Below are the records; copy each line in them that holds the word "Radcliff".

● **MATERIAL FOR THIS EXERCISE**:
******************************

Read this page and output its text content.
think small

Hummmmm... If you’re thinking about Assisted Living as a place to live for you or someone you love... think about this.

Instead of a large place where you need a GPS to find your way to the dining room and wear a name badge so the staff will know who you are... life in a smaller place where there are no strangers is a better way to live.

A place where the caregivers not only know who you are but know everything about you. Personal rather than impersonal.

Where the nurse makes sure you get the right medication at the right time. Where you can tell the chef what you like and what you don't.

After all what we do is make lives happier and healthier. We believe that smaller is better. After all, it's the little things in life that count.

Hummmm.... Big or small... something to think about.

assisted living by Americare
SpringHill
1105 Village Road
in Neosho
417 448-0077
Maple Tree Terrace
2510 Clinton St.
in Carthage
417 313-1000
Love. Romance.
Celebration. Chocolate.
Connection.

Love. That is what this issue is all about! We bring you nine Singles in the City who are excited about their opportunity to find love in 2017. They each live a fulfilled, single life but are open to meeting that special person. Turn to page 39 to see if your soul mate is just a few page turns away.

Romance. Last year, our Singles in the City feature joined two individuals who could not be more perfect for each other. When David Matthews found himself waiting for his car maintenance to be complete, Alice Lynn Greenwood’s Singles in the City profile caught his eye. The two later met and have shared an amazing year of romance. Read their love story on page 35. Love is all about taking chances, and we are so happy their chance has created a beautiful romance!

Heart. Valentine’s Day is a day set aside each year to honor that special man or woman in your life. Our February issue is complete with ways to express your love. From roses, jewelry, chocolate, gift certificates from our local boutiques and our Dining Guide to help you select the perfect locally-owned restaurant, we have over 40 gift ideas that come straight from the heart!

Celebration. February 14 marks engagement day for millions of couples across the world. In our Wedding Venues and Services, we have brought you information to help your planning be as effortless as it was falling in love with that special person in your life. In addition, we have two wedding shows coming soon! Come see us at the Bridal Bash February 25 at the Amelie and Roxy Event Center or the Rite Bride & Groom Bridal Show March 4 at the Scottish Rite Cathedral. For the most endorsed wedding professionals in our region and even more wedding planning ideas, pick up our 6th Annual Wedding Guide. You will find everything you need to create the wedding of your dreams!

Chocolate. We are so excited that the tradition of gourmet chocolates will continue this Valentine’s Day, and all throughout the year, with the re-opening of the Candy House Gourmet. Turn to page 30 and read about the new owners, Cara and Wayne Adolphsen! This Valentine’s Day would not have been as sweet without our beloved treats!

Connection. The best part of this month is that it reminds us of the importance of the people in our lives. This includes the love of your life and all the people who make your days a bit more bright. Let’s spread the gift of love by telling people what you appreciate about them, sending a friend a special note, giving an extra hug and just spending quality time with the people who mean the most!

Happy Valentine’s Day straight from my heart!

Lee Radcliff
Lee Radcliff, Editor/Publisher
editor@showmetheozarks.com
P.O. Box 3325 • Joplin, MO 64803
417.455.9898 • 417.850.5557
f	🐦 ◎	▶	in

******************************

● **TASK OUTPUT**:
Lee Radcliff
Lee Radcliff, Editor/Publisher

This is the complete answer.